# [Your goal]
Render every entry exactly as it appears.

Recorded data
----------------------------------------

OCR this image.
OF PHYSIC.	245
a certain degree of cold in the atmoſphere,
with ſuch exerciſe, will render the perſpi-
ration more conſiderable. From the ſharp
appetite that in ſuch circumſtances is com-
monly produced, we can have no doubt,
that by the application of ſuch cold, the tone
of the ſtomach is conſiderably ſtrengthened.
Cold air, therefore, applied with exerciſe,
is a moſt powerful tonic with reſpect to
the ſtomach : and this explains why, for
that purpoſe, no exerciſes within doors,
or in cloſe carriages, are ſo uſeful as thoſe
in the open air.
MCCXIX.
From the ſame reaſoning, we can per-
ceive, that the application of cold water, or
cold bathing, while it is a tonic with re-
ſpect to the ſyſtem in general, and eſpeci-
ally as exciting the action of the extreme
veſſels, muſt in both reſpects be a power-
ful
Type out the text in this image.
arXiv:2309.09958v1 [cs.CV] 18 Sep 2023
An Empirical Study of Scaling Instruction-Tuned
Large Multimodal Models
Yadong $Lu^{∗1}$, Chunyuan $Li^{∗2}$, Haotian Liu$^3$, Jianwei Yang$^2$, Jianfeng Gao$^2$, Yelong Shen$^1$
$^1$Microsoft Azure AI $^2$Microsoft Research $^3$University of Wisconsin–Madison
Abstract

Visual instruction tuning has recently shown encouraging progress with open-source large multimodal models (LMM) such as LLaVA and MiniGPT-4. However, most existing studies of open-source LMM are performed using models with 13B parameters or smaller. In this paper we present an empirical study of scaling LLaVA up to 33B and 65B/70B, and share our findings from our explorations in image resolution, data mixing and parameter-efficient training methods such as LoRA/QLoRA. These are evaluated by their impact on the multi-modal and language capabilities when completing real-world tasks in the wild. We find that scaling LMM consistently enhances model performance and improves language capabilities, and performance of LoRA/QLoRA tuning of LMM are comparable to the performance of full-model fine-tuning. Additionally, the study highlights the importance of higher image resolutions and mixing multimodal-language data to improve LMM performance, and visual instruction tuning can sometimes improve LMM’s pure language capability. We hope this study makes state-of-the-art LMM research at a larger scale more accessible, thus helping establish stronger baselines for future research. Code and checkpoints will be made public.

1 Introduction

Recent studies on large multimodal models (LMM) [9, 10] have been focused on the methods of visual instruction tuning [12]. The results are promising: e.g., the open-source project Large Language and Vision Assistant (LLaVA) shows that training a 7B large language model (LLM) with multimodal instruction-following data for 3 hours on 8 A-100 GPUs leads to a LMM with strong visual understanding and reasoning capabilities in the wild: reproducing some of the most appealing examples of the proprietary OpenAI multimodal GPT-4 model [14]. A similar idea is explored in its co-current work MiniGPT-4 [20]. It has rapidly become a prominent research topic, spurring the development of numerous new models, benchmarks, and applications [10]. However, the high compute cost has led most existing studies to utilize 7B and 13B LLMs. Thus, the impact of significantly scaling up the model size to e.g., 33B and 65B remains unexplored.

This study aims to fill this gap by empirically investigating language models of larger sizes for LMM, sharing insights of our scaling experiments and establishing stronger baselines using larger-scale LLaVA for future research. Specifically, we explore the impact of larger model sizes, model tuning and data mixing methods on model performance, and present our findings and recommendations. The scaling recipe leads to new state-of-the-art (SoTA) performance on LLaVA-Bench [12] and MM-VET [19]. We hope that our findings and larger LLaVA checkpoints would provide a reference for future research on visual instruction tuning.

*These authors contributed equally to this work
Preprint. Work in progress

----------------------------------------

# [Exercise answer]
OCR this image.
OF PHYSIC.	245
a certain degree of cold in the atmoſphere,
with ſuch exerciſe, will render the perſpi-
ration more conſiderable. From the ſharp
appetite that in ſuch circumſtances is com-
monly produced, we can have no doubt,
that by the application of ſuch cold, the tone
of the ſtomach is conſiderably ſtrengthened.
Cold air, therefore, applied with exerciſe,
is a moſt powerful tonic with reſpect to
the ſtomach : and this explains why, for
that purpoſe, no exerciſes within doors,
or in cloſe carriages, are ſo uſeful as thoſe
in the open air.
MCCXIX.
From the ſame reaſoning, we can per-
ceive, that the application of cold water, or
cold bathing, while it is a tonic with re-
ſpect to the ſyſtem in general, and eſpeci-
ally as exciting the action of the extreme
veſſels, muſt in both reſpects be a power-
ful
Type out the text in this image.
arXiv:2309.09958v1 [cs.CV] 18 Sep 2023
An Empirical Study of Scaling Instruction-Tuned
Large Multimodal Models
Yadong $Lu^{∗1}$, Chunyuan $Li^{∗2}$, Haotian Liu$^3$, Jianwei Yang$^2$, Jianfeng Gao$^2$, Yelong Shen$^1$
$^1$Microsoft Azure AI $^2$Microsoft Research $^3$University of Wisconsin–Madison
Abstract

Visual instruction tuning has recently shown encouraging progress with open-source large multimodal models (LMM) such as LLaVA and MiniGPT-4. However, most existing studies of open-source LMM are performed using models with 13B parameters or smaller. In this paper we present an empirical study of scaling LLaVA up to 33B and 65B/70B, and share our findings from our explorations in image resolution, data mixing and parameter-efficient training methods such as LoRA/QLoRA. These are evaluated by their impact on the multi-modal and language capabilities when completing real-world tasks in the wild. We find that scaling LMM consistently enhances model performance and improves language capabilities, and performance of LoRA/QLoRA tuning of LMM are comparable to the performance of full-model fine-tuning. Additionally, the study highlights the importance of higher image resolutions and mixing multimodal-language data to improve LMM performance, and visual instruction tuning can sometimes improve LMM’s pure language capability. We hope this study makes state-of-the-art LMM research at a larger scale more accessible, thus helping establish stronger baselines for future research. Code and checkpoints will be made public.

1 Introduction

Recent studies on large multimodal models (LMM) [9, 10] have been focused on the methods of visual instruction tuning [12]. The results are promising: e.g., the open-source project Large Language and Vision Assistant (LLaVA) shows that training a 7B large language model (LLM) with multimodal instruction-following data for 3 hours on 8 A-100 GPUs leads to a LMM with strong visual understanding and reasoning capabilities in the wild: reproducing some of the most appealing examples of the proprietary OpenAI multimodal GPT-4 model [14]. A similar idea is explored in its co-current work MiniGPT-4 [20]. It has rapidly become a prominent research topic, spurring the development of numerous new models, benchmarks, and applications [10]. However, the high compute cost has led most existing studies to utilize 7B and 13B LLMs. Thus, the impact of significantly scaling up the model size to e.g., 33B and 65B remains unexplored.

This study aims to fill this gap by empirically investigating language models of larger sizes for LMM, sharing insights of our scaling experiments and establishing stronger baselines using larger-scale LLaVA for future research. Specifically, we explore the impact of larger model sizes, model tuning and data mixing methods on model performance, and present our findings and recommendations. The scaling recipe leads to new state-of-the-art (SoTA) performance on LLaVA-Bench [12] and MM-VET [19]. We hope that our findings and larger LLaVA checkpoints would provide a reference for future research on visual instruction tuning.

*These authors contributed equally to this work
Preprint. Work in progress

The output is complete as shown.